> _Task description_: Go through the listing below and gather every line with the word "бидистиллированной".

> _Listed entries_:
⟨

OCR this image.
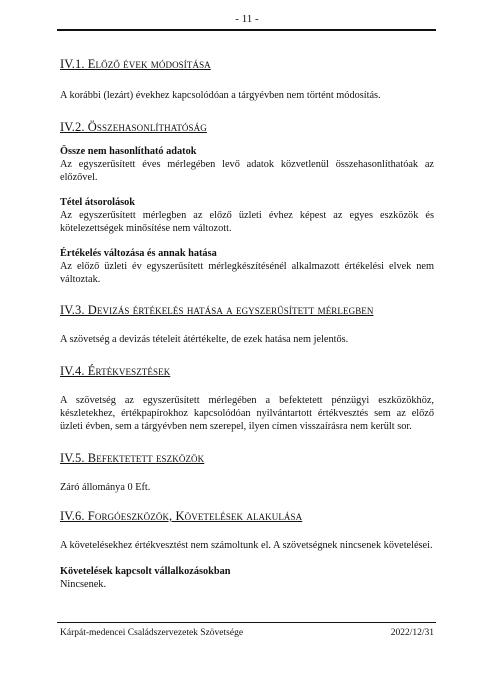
- 11 -
IV.1. Előző évek módosítása

A korábbi (lezárt) évekhez kapcsolódóan a tárgyévben nem történt módosítás.

IV.2. Összehasonlíthatóság
Össze nem hasonlítható adatok

Az egyszerűsített éves mérlegében levő adatok közvetlenül összehasonlíthatóak az előzővel.

Tétel átsorolások

Az egyszerűsített mérlegben az előző üzleti évhez képest az egyes eszközök és kötelezettségek minősítése nem változott.

Értékelés változása és annak hatása

Az előző üzleti év egyszerűsített mérlegkészítésénél alkalmazott értékelési elvek nem változtak.

IV.3. Devizás értékelés hatása a egyszerűsített mérlegben

A szövetség a devizás tételeit átértékelte, de ezek hatása nem jelentős.

IV.4. Értékvesztések

A szövetség az egyszerűsített mérlegében a befektetett pénzügyi eszközökhöz, készletekhez, értékpapírokhoz kapcsolódóan nyilvántartott értékvesztés sem az előző üzleti évben, sem a tárgyévben nem szerepel, ilyen címen visszaírásra nem került sor.

IV.5. Befektetett eszközök

Záró állománya 0 Eft.

IV.6. Forgóeszközök, Követelések alakulása

A követelésekhez értékvesztést nem számoltunk el. A szövetségnek nincsenek követelései.

Követelések kapcsolt vállalkozásokban

Nincsenek.

Kárpát-medencei Családszervezetek Szövetsége	2022/12/31
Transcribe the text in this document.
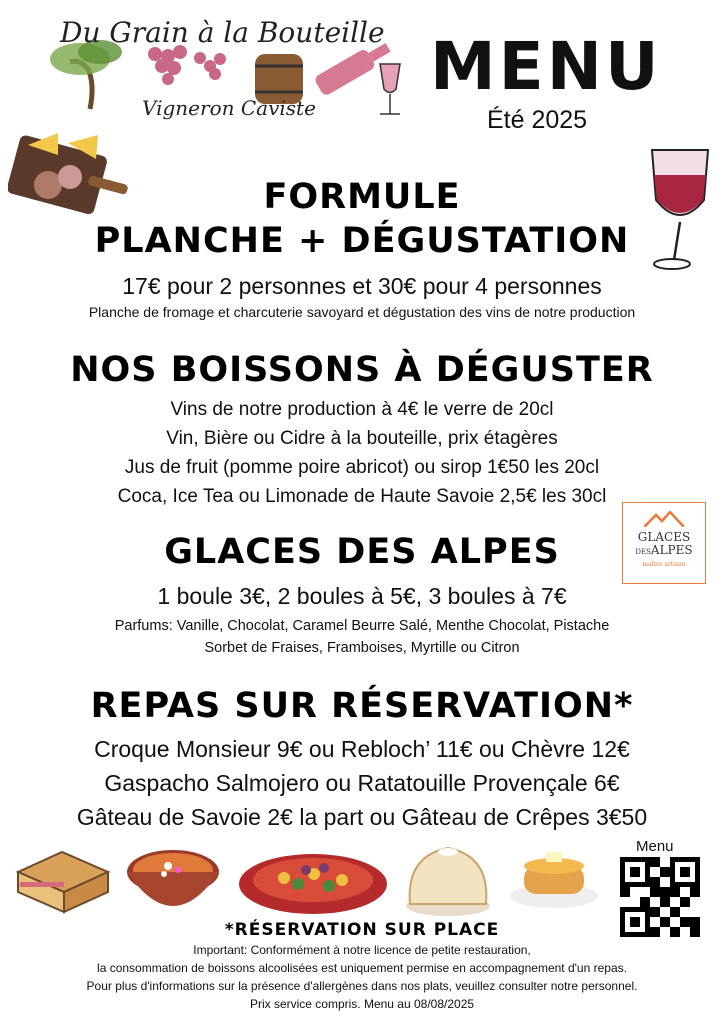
Du Grain à la Bouteille
Vigneron Caviste
MENU
Été 2025
FORMULE
PLANCHE + DÉGUSTATION
17€ pour 2 personnes et 30€ pour 4 personnes
Planche de fromage et charcuterie savoyard et dégustation des vins de notre production
NOS BOISSONS À DÉGUSTER
Vins de notre production à 4€ le verre de 20cl
Vin, Bière ou Cidre à la bouteille, prix étagères
Jus de fruit (pomme poire abricot) ou sirop 1€50 les 20cl
Coca, Ice Tea ou Limonade de Haute Savoie 2,5€ les 30cl
GLACES DES ALPES
1 boule 3€, 2 boules à 5€, 3 boules à 7€
Parfums: Vanille, Chocolat, Caramel Beurre Salé, Menthe Chocolat, Pistache
Sorbet de Fraises, Framboises, Myrtille ou Citron
GLACES
DESALPES
maître artisan
REPAS SUR RÉSERVATION*
Croque Monsieur 9€ ou Rebloch’ 11€ ou Chèvre 12€
Gaspacho Salmojero ou Ratatouille Provençale 6€
Gâteau de Savoie 2€ la part ou Gâteau de Crêpes 3€50
Menu
*RÉSERVATION SUR PLACE
Important: Conformément à notre licence de petite restauration,
la consommation de boissons alcoolisées est uniquement permise en accompagnement d'un repas.
Pour plus d'informations sur la présence d'allergènes dans nos plats, veuillez consulter notre personnel.
Prix service compris. Menu au 08/08/2025
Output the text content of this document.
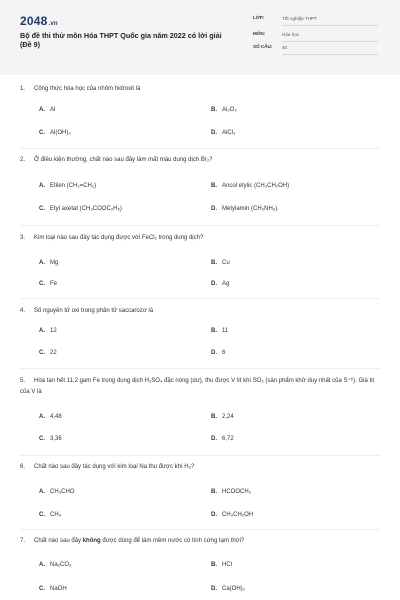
2048.vn
Bộ đề thi thử môn Hóa THPT Quốc gia năm 2022 có lời giải (Đề 9)
LỚP:	Tốt nghiệp THPT
MÔN:	Hóa học
SỐ CÂU: 40
1. Công thức hóa học của nhôm hidroxit là
A. Al	B. Al₂O₃
C. Al(OH)₃	D. AlCl₃
2. Ở điều kiện thường, chất nào sau đây làm mất màu dung dịch Br₂?
A. Etilen (CH₂=CH₂)	B. Ancol etylic (CH₃CH₂OH)
C. Etyl axetat (CH₃COOC₂H₅)	D. Metylamin (CH₃NH₂).
3. Kim loại nào sau đây tác dụng được với FeCl₂ trong dung dịch?
A. Mg	B. Cu
C. Fe	D. Ag
4. Số nguyên tử oxi trong phân tử saccarozơ là
A. 12	B. 11
C. 22	D. 6
5. Hòa tan hết 11,2 gam Fe trong dung dịch H₂SO₄ đặc nóng (dư), thu được V lít khí SO₂ (sản phẩm khử duy nhất của S⁺⁶). Giá trị của V là
A. 4,48	B. 2,24
C. 3,36	D. 6,72
6. Chất nào sau đây tác dụng với kim loại Na thu được khí H₂?
A. CH₃CHO	B. HCOOCH₃
C. CH₄	D. CH₃CH₂OH
7. Chất nào sau đây không được dùng để làm mềm nước có tính cứng tạm thời?
A. Na₂CO₃	B. HCl
C. NaOH	D. Ca(OH)₂
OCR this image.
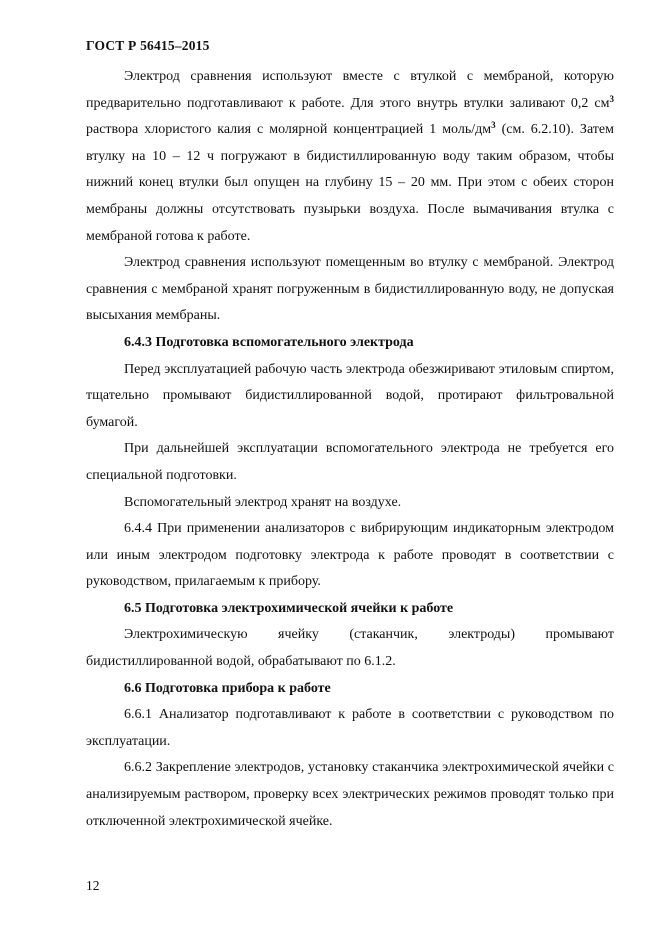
ГОСТ Р 56415–2015

Электрод сравнения используют вместе с втулкой с мембраной, которую предварительно подготавливают к работе. Для этого внутрь втулки заливают 0,2 $см^3$ раствора хлористого калия с молярной концентрацией 1 моль/$дм^3$ (см. 6.2.10). Затем втулку на 10 – 12 ч погружают в бидистиллированную воду таким образом, чтобы нижний конец втулки был опущен на глубину 15 – 20 мм. При этом с обеих сторон мембраны должны отсутствовать пузырьки воздуха. После вымачивания втулка с мембраной готова к работе.

Электрод сравнения используют помещенным во втулку с мембраной. Электрод сравнения с мембраной хранят погруженным в бидистиллированную воду, не допуская высыхания мембраны.

6.4.3 Подготовка вспомогательного электрода

Перед эксплуатацией рабочую часть электрода обезжиривают этиловым спиртом, тщательно промывают бидистиллированной водой, протирают фильтровальной бумагой.

При дальнейшей эксплуатации вспомогательного электрода не требуется его специальной подготовки.

Вспомогательный электрод хранят на воздухе.

6.4.4 При применении анализаторов с вибрирующим индикаторным электродом или иным электродом подготовку электрода к работе проводят в соответствии с руководством, прилагаемым к прибору.

6.5 Подготовка электрохимической ячейки к работе

Электрохимическую ячейку (стаканчик, электроды) промывают бидистиллированной водой, обрабатывают по 6.1.2.

6.6 Подготовка прибора к работе

6.6.1 Анализатор подготавливают к работе в соответствии с руководством по эксплуатации.

6.6.2 Закрепление электродов, установку стаканчика электрохимической ячейки с анализируемым раствором, проверку всех электрических режимов проводят только при отключенной электрохимической ячейке.

12
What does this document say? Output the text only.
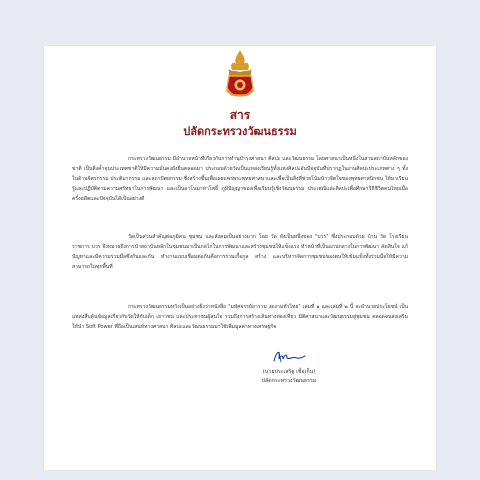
สาร
ปลัดกระทรวงวัฒนธรรม

กระทรวงวัฒนธรรม มีอำนาจหน้าที่เกี่ยวกับการทำนุบำรุงศาสนา ศิลปะ และวัฒนธรรม โดยศาสนาเป็นหนึ่งในสามสถาบันหลักของชาติ เป็นสิ่งค้ำจุนประเทศชาติให้มีความมั่นคงยั่งยืนตลอดมา ประกอบด้วยวัดเป็นแหล่งเรียนรู้ทั้งแห่งศิลปะอันปัจจุบันที่ปรากฏในงานศิลปะประเภทต่าง ๆ ทั้งในด้านจิตรกรรม ประติมากรรม และสถาปัตยกรรม ซึ่งสร้างขึ้นเพื่อเผยแพร่พระพุทธศาสนาและเพื่อเป็นสิ่งที่ช่วยโน้มน้าวจิตใจของพุทธศาสนิกชน ให้มาเรียนรู้และปฏิบัติตามความศรัทธาในการพัฒนา และเป็นอาโนมาหาโพธิ์ ภูมิปัญญาของเพื่อเรียนรู้เชิงวัฒนธรรม ประเพณีและศิลปะเพื่อศึกษาวิถีชีวิตคนไทยเมื่อครั้งอดีตและปัจจุบันได้เป็นอย่างดี

วัดเป็นส่วนสำคัญต่อภูมิคน ชุมชน และสังคมเป็นอย่างมาก โดย วัด ยังเป็นหนึ่งของ "บวร" ซึ่งประกอบด้วย บ้าน วัด โรงเรียน ราชการ บวร จึงหมายถึงการนำสถาบันหลักในชุมชนมาเป็นกลไกในการพัฒนาและสร้างชุมชนให้แข็งแรง ทำหน้าที่เป็นแกนกลางในการพัฒนา คัดสินใจ แก้ปัญหาและมีความร่วมมือซึ่งกันและกัน ทำงานแบบเชื่อมต่อกันคือการร่วมเกื้อกูล สร้าง และบริหารจัดการชุมชนของตนให้เข้มแข็งทั้งร่วมมือให้มีความสามารถในทุกพื้นที่

กระทรวงวัฒนธรรมหวังเป็นอย่างยิ่งว่าหนังสือ "มหัศจรรย์อาราม งดงามทั่วไทย" เล่มที่ ๑ และเล่มที่ ๒ นี้ จะอำนวยประโยชน์ เป็นแหล่งสืบค้นข้อมูลเกี่ยวกับวัดให้กับเด็ก เยาวชน และประชาชนผู้สนใจ รวมถึงการสร้างเส้นทางท่องเที่ยว มิติศาสนาและวัฒนธรรมสู่ชุมชน ตลอดจนส่งเสริมให้นำ Soft Power ที่ถือเป็นเสน่ห์ทางศาสนา ศิลปะและวัฒนธรรมมาใช้เพิ่มมูลค่าทางเศรษฐกิจ

(นายประเสริฐ เชื่อเก็น)
ปลัดกระทรวงวัฒนธรรม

⟩

> _Solution to this exercise_:
Перед эксплуатацией рабочую часть электрода обезжиривают этиловым спиртом, тщательно промывают бидистиллированной водой, протирают фильтровальной бумагой.
Электрохимическую ячейку (стаканчик, электроды) промывают бидистиллированной водой, обрабатывают по 6.1.2.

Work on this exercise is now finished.